Your goal:
In the blog post about rooting for the Braves, what career strikeout-to-walk ratio is given for Tom Glavine?

Top of Page extract

Martin Prado doubles with one out in the 1st. “He’s just amazing, folks.” So close to switching. I guess if I was watching the Mets feed they wouldn’t blast Crazy Train through the feed during Chipper Jones at bats, so maybe I’ll hang around. Larry pops up to 2nd, and we go back to Sheets.

Tom Glavine just said anything better than 2:1 in K:BB ratio is “really good.” This is wrong. Glavine had a career 1.74, which is “really bad.”

I suppose the overall theme of this post was supposed to be “What it’s like rooting for the Braves” in order to build off of HP’s excellent post about the Rangers, so let’s work some of that in. I obviously have no allies in terms of rooting for an underdog since the Braves were in the playoffs every year from 1st grade to my 2nd year of college, and one of my buddies is a Brewers fan. The ATL fan base was frequently accused of being spoiled, infamously having a tough time selling out playoff games. But I was always, ALWAYS heartbroken at the end of a playoff run. I was a Resident Assistant in 2005, and had an emergency meeting called during the game 4, 18 inning opus against Houston. We were deciding what to do with one of our trouble kids, this time after his buddies dumped him drunkenly unconscious in front of his dorm. I had a friend, who HATES baseball, send me a text update at every half inning (“Still tied, This BLOWS”). My boss said it seemed like I was really taking this meeting hard. I gave a patented serious frown and nod, thinking “The kid’s a douche bag. He called ‘shotgun’ when the ambulance arrived, so fuck him” while every scoreless frame wore me down a little bit more.

Now that I’m pulling for a team that is far from assured a playoff birth, I think I’m actually enjoying it a little bit more. I never had a clue about who was in the farm system until it meant that the farm system might mean better days. I took my mom to a game once when the Braves were in Phoenix, and she started giving me funny looks about how jazzed I was to see Jason Heyward (He doubled in an RBI! Be still, my heart!). My mom knows enough about baseball to know when the important moments are, and Jason Heyward batting in the top of the 2nd should not have been a reason to be so excited, but I think I explained well enough that I had a huge crush on this 20 year old and that if I’m ever dying, my last wish is to take some BP with this beautiful specimen. She was understanding, I think mostly because I had recently been dumped and she was happy to see me able to love again. She’s the best.

Bottom of Page extract
Top of Source material

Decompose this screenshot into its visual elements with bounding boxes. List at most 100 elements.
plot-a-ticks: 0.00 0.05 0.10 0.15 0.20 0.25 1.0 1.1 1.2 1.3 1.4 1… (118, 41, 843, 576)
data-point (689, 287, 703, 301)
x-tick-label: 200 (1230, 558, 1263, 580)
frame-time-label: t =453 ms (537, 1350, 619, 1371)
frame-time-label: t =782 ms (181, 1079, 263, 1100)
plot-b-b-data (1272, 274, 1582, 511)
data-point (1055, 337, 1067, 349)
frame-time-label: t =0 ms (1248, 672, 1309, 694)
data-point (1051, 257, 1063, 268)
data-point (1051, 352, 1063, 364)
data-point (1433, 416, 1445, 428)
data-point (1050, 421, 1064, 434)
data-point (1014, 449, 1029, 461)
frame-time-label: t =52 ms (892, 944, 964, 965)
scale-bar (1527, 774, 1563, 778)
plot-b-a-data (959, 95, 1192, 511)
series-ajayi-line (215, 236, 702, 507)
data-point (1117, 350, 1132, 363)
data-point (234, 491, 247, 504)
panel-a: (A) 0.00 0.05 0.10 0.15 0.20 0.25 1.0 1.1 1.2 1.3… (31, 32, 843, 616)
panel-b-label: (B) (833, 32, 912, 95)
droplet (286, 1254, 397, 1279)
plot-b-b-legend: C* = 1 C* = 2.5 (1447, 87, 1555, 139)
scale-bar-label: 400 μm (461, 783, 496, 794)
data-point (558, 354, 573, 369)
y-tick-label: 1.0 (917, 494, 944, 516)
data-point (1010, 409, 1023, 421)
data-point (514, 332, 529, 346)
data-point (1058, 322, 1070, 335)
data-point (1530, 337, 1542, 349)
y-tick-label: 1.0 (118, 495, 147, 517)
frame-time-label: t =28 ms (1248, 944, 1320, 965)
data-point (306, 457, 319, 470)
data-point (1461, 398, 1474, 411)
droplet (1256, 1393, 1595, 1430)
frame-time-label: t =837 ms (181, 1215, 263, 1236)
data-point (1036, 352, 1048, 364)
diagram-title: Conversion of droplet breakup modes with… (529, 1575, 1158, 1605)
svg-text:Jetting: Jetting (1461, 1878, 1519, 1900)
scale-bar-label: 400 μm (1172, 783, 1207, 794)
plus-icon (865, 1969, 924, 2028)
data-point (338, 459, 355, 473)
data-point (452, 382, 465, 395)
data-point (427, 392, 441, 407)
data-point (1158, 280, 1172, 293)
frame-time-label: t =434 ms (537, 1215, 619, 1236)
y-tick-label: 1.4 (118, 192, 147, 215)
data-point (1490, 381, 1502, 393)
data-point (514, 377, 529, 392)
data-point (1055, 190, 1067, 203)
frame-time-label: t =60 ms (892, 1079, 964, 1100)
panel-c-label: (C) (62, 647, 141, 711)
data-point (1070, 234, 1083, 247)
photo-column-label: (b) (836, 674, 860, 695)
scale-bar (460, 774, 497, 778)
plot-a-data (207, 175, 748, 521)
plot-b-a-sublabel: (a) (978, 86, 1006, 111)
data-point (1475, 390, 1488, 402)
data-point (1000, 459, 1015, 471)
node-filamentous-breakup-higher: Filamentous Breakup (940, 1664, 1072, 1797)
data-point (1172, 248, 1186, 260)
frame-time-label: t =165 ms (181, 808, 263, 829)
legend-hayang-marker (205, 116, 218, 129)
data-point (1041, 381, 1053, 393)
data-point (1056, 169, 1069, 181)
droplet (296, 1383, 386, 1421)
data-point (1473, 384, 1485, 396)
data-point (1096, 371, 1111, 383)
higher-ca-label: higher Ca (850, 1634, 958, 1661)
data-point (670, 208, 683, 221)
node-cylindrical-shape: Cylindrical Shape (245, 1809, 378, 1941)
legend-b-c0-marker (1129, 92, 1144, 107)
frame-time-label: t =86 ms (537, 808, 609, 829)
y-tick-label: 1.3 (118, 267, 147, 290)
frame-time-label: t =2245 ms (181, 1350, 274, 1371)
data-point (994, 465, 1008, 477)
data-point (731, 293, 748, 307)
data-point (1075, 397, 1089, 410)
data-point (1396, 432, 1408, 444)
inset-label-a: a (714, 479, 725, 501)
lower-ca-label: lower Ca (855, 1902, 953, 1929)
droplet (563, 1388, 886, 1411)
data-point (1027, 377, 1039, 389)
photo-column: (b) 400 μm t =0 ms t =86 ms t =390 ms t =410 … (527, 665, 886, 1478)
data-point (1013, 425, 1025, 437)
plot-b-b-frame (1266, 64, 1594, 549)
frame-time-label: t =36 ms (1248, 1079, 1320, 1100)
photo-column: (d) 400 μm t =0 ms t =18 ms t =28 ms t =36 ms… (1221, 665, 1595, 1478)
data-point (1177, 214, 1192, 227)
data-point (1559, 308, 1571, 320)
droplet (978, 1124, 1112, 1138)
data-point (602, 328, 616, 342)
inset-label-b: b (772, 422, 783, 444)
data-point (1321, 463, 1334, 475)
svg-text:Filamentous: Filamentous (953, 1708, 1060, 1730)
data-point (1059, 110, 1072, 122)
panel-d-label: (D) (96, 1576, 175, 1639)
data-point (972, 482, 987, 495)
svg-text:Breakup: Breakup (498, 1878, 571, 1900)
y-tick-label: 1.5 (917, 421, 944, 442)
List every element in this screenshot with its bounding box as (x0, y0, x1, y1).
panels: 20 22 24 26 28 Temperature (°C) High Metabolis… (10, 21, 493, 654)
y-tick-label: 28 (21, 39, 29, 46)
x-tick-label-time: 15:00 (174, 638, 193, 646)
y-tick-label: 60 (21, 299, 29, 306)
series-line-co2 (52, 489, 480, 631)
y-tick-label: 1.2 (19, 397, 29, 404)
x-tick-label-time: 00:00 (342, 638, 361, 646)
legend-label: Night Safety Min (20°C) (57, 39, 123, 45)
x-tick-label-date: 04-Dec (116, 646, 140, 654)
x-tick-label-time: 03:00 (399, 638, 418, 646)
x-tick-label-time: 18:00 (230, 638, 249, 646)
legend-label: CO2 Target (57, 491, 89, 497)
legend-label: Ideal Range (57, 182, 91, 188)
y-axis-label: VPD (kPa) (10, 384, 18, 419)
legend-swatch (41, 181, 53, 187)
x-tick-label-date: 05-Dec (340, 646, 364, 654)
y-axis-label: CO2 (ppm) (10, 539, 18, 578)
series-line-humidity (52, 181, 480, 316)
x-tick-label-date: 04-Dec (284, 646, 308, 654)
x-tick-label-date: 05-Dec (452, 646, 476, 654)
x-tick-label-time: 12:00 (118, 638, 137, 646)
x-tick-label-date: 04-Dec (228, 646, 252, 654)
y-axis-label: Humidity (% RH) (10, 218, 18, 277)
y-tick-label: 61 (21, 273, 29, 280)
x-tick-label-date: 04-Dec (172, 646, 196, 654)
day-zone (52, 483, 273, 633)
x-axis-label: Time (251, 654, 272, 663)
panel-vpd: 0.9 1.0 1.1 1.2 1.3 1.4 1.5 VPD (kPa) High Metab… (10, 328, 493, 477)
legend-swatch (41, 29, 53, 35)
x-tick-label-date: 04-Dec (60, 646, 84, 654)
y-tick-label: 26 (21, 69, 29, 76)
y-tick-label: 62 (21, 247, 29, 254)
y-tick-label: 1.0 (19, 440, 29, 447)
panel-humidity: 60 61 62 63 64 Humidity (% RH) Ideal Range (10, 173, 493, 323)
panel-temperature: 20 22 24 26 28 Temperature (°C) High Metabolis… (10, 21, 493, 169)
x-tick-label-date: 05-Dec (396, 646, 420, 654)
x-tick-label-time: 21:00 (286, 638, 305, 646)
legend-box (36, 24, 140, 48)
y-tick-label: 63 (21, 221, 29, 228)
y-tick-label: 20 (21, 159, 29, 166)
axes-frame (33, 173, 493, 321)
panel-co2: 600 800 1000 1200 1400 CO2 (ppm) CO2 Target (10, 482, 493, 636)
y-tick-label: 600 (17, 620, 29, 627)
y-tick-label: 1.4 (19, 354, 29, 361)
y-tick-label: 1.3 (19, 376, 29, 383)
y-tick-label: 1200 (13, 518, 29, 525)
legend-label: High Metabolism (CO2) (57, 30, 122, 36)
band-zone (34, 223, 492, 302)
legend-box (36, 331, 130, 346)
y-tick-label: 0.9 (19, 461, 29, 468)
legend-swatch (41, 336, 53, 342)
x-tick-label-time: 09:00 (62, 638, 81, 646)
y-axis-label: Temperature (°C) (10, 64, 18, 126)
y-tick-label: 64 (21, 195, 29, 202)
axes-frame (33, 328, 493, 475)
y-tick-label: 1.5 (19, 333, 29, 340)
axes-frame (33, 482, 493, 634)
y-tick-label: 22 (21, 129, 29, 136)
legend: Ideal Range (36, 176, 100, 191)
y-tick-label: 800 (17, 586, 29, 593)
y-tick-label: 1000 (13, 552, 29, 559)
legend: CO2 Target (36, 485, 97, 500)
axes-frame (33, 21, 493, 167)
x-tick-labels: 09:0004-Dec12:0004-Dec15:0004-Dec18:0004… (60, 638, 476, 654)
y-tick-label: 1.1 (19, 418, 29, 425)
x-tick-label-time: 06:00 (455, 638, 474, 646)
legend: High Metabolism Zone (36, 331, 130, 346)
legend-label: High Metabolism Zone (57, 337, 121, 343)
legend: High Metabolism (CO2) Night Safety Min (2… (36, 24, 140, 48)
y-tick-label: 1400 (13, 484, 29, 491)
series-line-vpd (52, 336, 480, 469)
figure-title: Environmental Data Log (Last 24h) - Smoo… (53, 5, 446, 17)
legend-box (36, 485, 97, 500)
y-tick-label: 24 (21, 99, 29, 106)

Bottom of Source material

Reply to the exercise:
1.74